Every entry below must be repeated exactly; skip the pictures.

(Figure contents as structured data)
....................
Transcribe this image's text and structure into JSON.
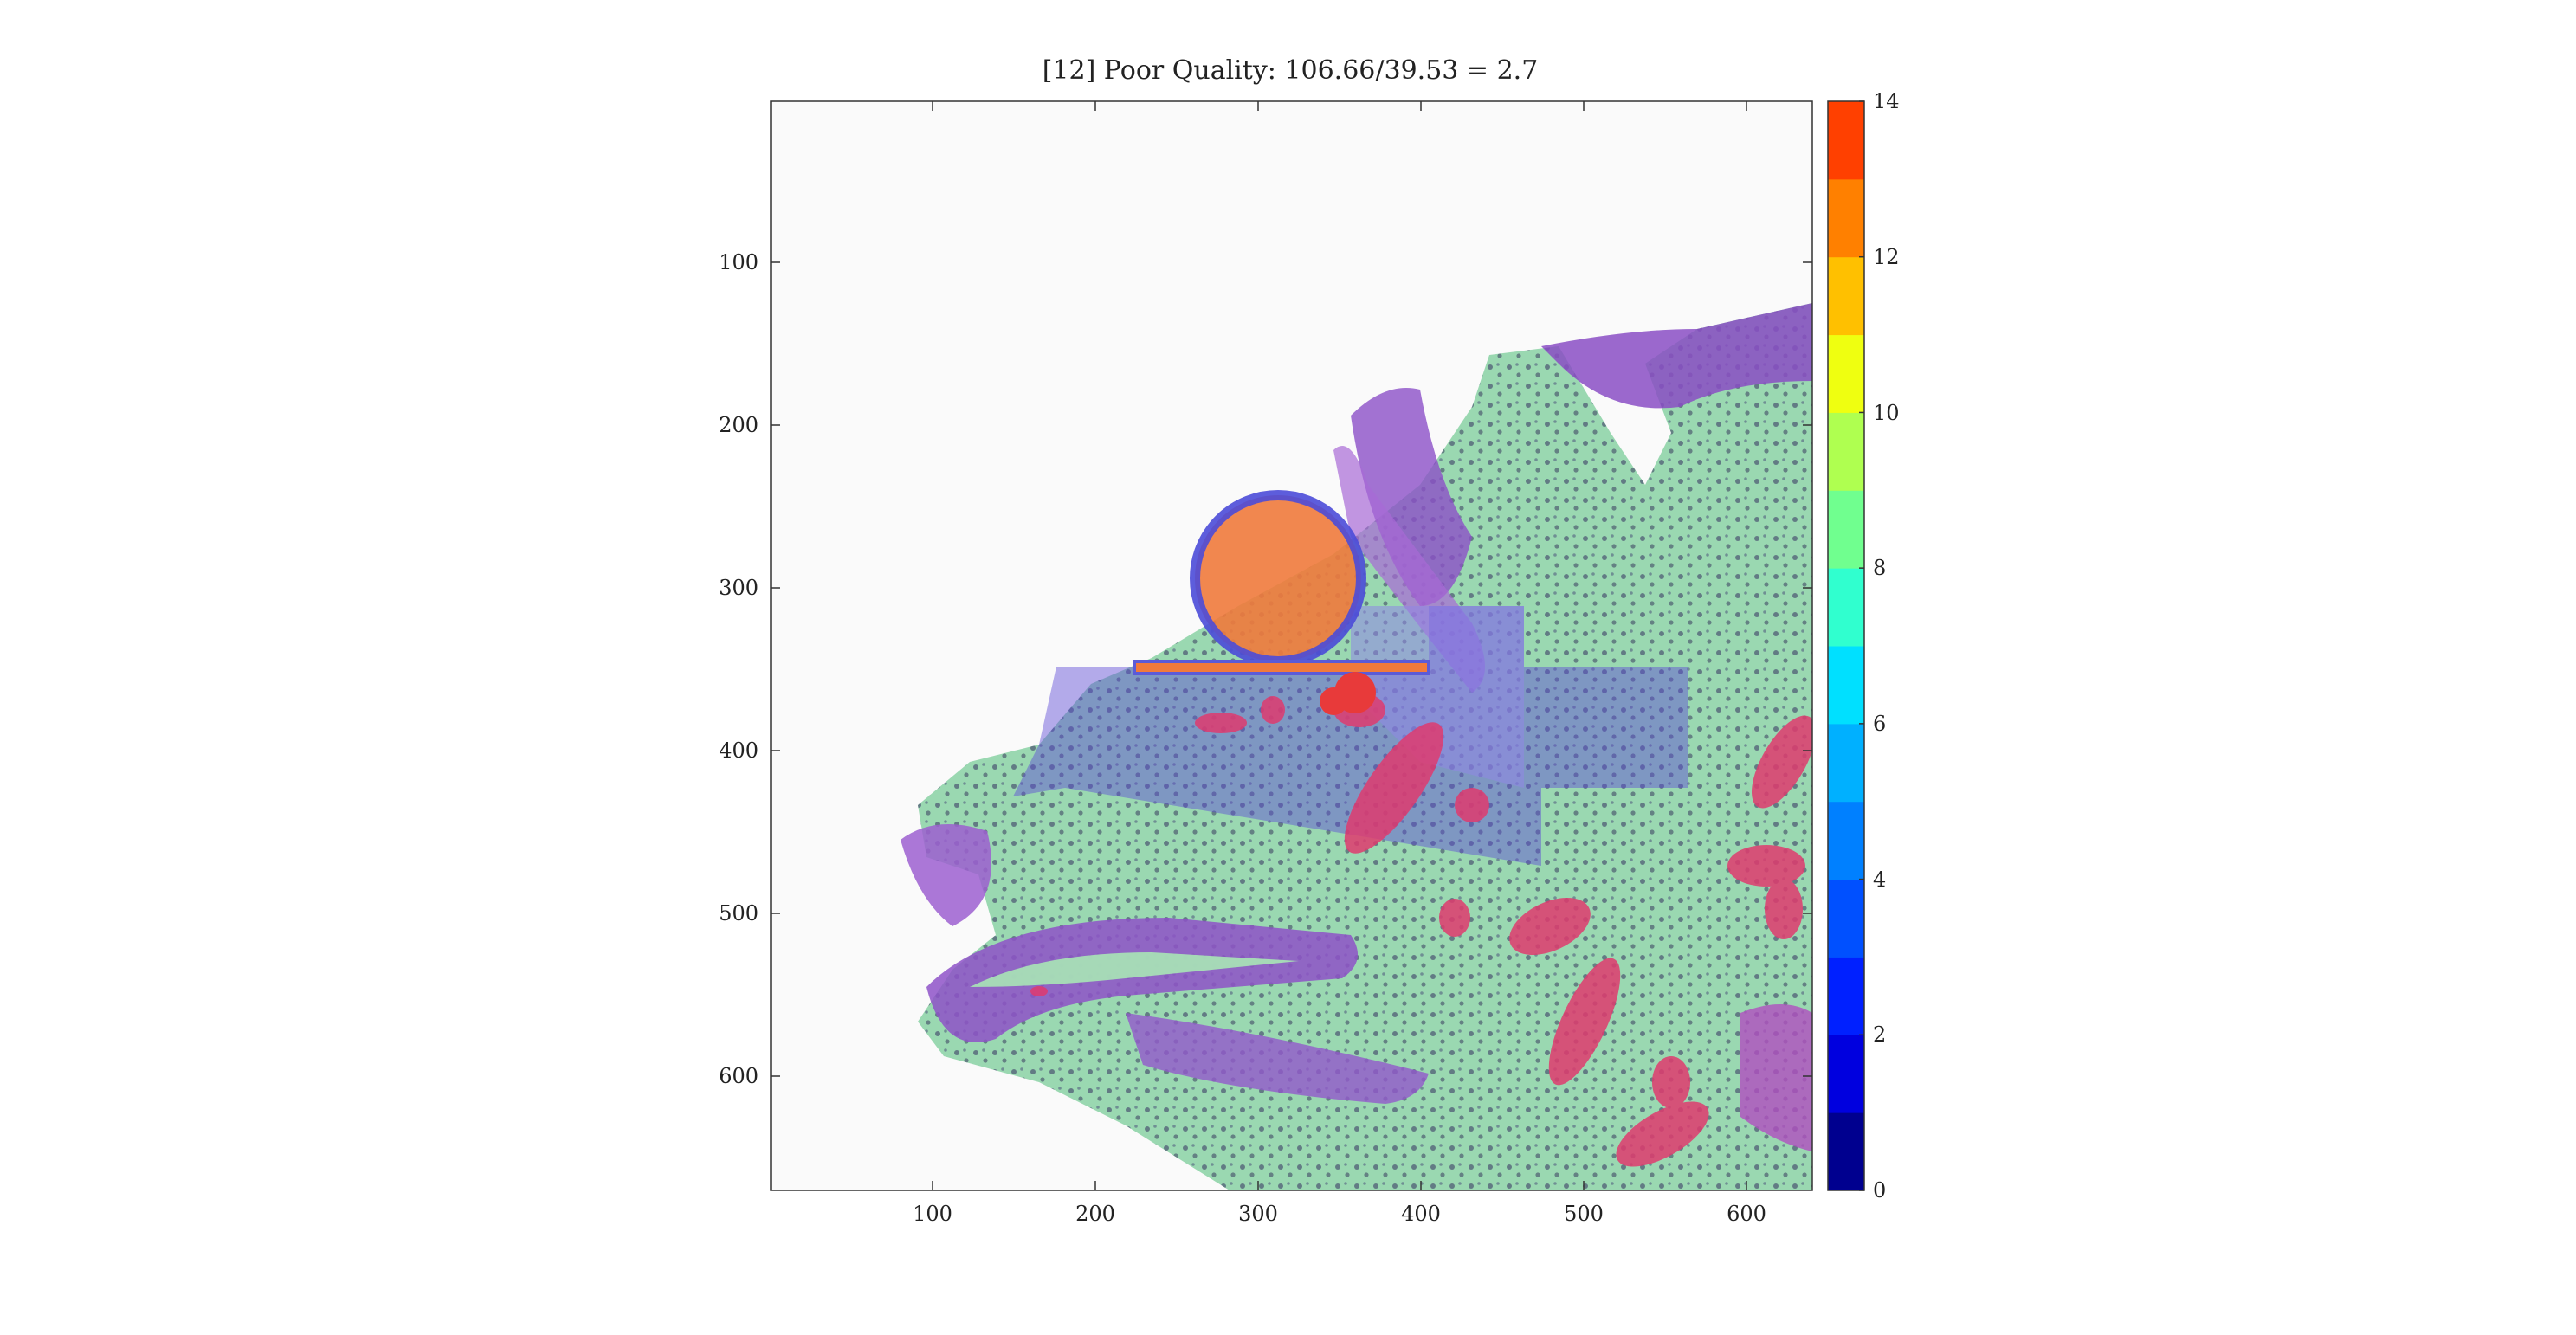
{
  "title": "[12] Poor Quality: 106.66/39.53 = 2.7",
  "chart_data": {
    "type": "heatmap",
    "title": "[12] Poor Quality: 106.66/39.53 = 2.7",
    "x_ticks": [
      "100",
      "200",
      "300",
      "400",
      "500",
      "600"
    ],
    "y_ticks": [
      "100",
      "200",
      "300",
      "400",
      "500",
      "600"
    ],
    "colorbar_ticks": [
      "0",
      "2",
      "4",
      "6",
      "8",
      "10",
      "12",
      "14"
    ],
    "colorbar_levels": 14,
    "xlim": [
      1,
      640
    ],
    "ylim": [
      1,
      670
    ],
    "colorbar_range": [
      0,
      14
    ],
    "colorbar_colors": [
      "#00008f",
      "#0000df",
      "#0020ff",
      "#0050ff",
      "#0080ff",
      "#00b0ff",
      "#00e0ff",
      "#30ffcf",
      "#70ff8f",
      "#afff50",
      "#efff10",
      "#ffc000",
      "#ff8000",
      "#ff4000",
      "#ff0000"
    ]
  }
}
....................
### Output of the exercise
Transcribe this image's text and structure into JSON.
{
  "title": "[12] Poor Quality: 106.66/39.53 = 2.7",
  "chart_data": {
    "type": "heatmap",
    "title": "[12] Poor Quality: 106.66/39.53 = 2.7",
    "x_ticks": [
      "100",
      "200",
      "300",
      "400",
      "500",
      "600"
    ],
    "y_ticks": [
      "100",
      "200",
      "300",
      "400",
      "500",
      "600"
    ],
    "colorbar_ticks": [
      "0",
      "2",
      "4",
      "6",
      "8",
      "10",
      "12",
      "14"
    ],
    "colorbar_levels": 14,
    "xlim": [
      1,
      640
    ],
    "ylim": [
      1,
      670
    ],
    "colorbar_range": [
      0,
      14
    ],
    "colorbar_colors": [
      "#00008f",
      "#0000df",
      "#0020ff",
      "#0050ff",
      "#0080ff",
      "#00b0ff",
      "#00e0ff",
      "#30ffcf",
      "#70ff8f",
      "#afff50",
      "#efff10",
      "#ffc000",
      "#ff8000",
      "#ff4000",
      "#ff0000"
    ]
  }
}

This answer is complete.